Provided material

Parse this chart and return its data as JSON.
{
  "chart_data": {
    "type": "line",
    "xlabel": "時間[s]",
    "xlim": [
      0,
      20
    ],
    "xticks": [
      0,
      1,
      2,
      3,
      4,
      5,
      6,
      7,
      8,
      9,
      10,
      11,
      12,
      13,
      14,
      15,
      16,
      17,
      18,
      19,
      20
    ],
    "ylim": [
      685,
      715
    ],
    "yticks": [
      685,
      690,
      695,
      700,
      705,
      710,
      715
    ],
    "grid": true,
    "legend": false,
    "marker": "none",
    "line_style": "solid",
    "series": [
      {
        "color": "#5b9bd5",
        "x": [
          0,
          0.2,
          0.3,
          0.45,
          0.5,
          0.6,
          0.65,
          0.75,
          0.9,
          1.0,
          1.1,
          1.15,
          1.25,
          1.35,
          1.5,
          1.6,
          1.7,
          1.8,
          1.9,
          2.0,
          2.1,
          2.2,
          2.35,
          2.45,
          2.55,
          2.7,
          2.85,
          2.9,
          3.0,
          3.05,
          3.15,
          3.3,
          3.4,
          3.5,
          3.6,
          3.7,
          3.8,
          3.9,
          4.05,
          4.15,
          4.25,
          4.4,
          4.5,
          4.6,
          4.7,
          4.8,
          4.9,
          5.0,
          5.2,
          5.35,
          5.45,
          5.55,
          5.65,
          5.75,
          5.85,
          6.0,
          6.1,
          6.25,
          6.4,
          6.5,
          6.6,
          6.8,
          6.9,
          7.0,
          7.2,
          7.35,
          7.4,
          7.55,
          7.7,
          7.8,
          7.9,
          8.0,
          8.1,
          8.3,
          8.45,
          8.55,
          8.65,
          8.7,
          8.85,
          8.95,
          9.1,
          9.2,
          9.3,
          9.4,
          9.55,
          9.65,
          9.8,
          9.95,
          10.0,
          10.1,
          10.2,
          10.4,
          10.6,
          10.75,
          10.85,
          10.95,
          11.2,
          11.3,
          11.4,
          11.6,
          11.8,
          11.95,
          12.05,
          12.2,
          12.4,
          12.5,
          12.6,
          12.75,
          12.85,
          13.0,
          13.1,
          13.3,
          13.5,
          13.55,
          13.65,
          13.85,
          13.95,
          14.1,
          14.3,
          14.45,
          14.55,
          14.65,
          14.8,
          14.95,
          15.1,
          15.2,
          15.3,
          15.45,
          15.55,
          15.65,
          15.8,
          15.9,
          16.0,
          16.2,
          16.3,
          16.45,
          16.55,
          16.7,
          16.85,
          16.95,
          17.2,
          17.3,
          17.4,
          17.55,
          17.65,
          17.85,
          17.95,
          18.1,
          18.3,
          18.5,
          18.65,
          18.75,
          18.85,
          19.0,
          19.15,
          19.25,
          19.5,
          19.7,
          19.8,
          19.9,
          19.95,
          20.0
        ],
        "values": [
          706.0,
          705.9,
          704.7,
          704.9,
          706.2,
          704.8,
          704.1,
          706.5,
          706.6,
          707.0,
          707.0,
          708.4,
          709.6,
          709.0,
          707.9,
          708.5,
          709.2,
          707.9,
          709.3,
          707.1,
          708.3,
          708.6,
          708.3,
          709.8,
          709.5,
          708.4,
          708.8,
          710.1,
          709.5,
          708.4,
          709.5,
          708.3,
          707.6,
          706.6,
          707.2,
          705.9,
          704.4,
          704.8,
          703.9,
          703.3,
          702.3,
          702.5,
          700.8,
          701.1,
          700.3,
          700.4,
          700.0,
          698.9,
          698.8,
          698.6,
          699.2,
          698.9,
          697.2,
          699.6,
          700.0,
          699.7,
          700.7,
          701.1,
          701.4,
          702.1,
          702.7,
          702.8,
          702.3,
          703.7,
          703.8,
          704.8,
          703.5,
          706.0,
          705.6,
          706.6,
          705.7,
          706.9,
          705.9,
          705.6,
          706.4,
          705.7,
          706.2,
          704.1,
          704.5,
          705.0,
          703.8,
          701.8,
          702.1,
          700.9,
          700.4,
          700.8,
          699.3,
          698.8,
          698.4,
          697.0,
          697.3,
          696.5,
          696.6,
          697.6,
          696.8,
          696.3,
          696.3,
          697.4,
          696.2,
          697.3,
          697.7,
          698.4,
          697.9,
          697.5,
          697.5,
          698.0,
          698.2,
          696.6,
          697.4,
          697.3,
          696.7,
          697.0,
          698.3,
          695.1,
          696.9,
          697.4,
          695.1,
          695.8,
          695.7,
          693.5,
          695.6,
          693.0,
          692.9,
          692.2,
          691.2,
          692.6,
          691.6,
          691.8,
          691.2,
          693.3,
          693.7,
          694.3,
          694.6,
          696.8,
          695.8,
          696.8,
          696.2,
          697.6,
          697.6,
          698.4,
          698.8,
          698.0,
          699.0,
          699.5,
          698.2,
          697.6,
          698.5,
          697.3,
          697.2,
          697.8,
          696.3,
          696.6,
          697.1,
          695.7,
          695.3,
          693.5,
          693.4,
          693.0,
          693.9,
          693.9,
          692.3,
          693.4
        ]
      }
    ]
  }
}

Short exercise
Return the whole listing exactly.

Result
Parse this chart and return its data as JSON.
{
  "chart_data": {
    "type": "line",
    "xlabel": "時間[s]",
    "xlim": [
      0,
      20
    ],
    "xticks": [
      0,
      1,
      2,
      3,
      4,
      5,
      6,
      7,
      8,
      9,
      10,
      11,
      12,
      13,
      14,
      15,
      16,
      17,
      18,
      19,
      20
    ],
    "ylim": [
      685,
      715
    ],
    "yticks": [
      685,
      690,
      695,
      700,
      705,
      710,
      715
    ],
    "grid": true,
    "legend": false,
    "marker": "none",
    "line_style": "solid",
    "series": [
      {
        "color": "#5b9bd5",
        "x": [
          0,
          0.2,
          0.3,
          0.45,
          0.5,
          0.6,
          0.65,
          0.75,
          0.9,
          1.0,
          1.1,
          1.15,
          1.25,
          1.35,
          1.5,
          1.6,
          1.7,
          1.8,
          1.9,
          2.0,
          2.1,
          2.2,
          2.35,
          2.45,
          2.55,
          2.7,
          2.85,
          2.9,
          3.0,
          3.05,
          3.15,
          3.3,
          3.4,
          3.5,
          3.6,
          3.7,
          3.8,
          3.9,
          4.05,
          4.15,
          4.25,
          4.4,
          4.5,
          4.6,
          4.7,
          4.8,
          4.9,
          5.0,
          5.2,
          5.35,
          5.45,
          5.55,
          5.65,
          5.75,
          5.85,
          6.0,
          6.1,
          6.25,
          6.4,
          6.5,
          6.6,
          6.8,
          6.9,
          7.0,
          7.2,
          7.35,
          7.4,
          7.55,
          7.7,
          7.8,
          7.9,
          8.0,
          8.1,
          8.3,
          8.45,
          8.55,
          8.65,
          8.7,
          8.85,
          8.95,
          9.1,
          9.2,
          9.3,
          9.4,
          9.55,
          9.65,
          9.8,
          9.95,
          10.0,
          10.1,
          10.2,
          10.4,
          10.6,
          10.75,
          10.85,
          10.95,
          11.2,
          11.3,
          11.4,
          11.6,
          11.8,
          11.95,
          12.05,
          12.2,
          12.4,
          12.5,
          12.6,
          12.75,
          12.85,
          13.0,
          13.1,
          13.3,
          13.5,
          13.55,
          13.65,
          13.85,
          13.95,
          14.1,
          14.3,
          14.45,
          14.55,
          14.65,
          14.8,
          14.95,
          15.1,
          15.2,
          15.3,
          15.45,
          15.55,
          15.65,
          15.8,
          15.9,
          16.0,
          16.2,
          16.3,
          16.45,
          16.55,
          16.7,
          16.85,
          16.95,
          17.2,
          17.3,
          17.4,
          17.55,
          17.65,
          17.85,
          17.95,
          18.1,
          18.3,
          18.5,
          18.65,
          18.75,
          18.85,
          19.0,
          19.15,
          19.25,
          19.5,
          19.7,
          19.8,
          19.9,
          19.95,
          20.0
        ],
        "values": [
          706.0,
          705.9,
          704.7,
          704.9,
          706.2,
          704.8,
          704.1,
          706.5,
          706.6,
          707.0,
          707.0,
          708.4,
          709.6,
          709.0,
          707.9,
          708.5,
          709.2,
          707.9,
          709.3,
          707.1,
          708.3,
          708.6,
          708.3,
          709.8,
          709.5,
          708.4,
          708.8,
          710.1,
          709.5,
          708.4,
          709.5,
          708.3,
          707.6,
          706.6,
          707.2,
          705.9,
          704.4,
          704.8,
          703.9,
          703.3,
          702.3,
          702.5,
          700.8,
          701.1,
          700.3,
          700.4,
          700.0,
          698.9,
          698.8,
          698.6,
          699.2,
          698.9,
          697.2,
          699.6,
          700.0,
          699.7,
          700.7,
          701.1,
          701.4,
          702.1,
          702.7,
          702.8,
          702.3,
          703.7,
          703.8,
          704.8,
          703.5,
          706.0,
          705.6,
          706.6,
          705.7,
          706.9,
          705.9,
          705.6,
          706.4,
          705.7,
          706.2,
          704.1,
          704.5,
          705.0,
          703.8,
          701.8,
          702.1,
          700.9,
          700.4,
          700.8,
          699.3,
          698.8,
          698.4,
          697.0,
          697.3,
          696.5,
          696.6,
          697.6,
          696.8,
          696.3,
          696.3,
          697.4,
          696.2,
          697.3,
          697.7,
          698.4,
          697.9,
          697.5,
          697.5,
          698.0,
          698.2,
          696.6,
          697.4,
          697.3,
          696.7,
          697.0,
          698.3,
          695.1,
          696.9,
          697.4,
          695.1,
          695.8,
          695.7,
          693.5,
          695.6,
          693.0,
          692.9,
          692.2,
          691.2,
          692.6,
          691.6,
          691.8,
          691.2,
          693.3,
          693.7,
          694.3,
          694.6,
          696.8,
          695.8,
          696.8,
          696.2,
          697.6,
          697.6,
          698.4,
          698.8,
          698.0,
          699.0,
          699.5,
          698.2,
          697.6,
          698.5,
          697.3,
          697.2,
          697.8,
          696.3,
          696.6,
          697.1,
          695.7,
          695.3,
          693.5,
          693.4,
          693.0,
          693.9,
          693.9,
          692.3,
          693.4
        ]
      }
    ]
  }
}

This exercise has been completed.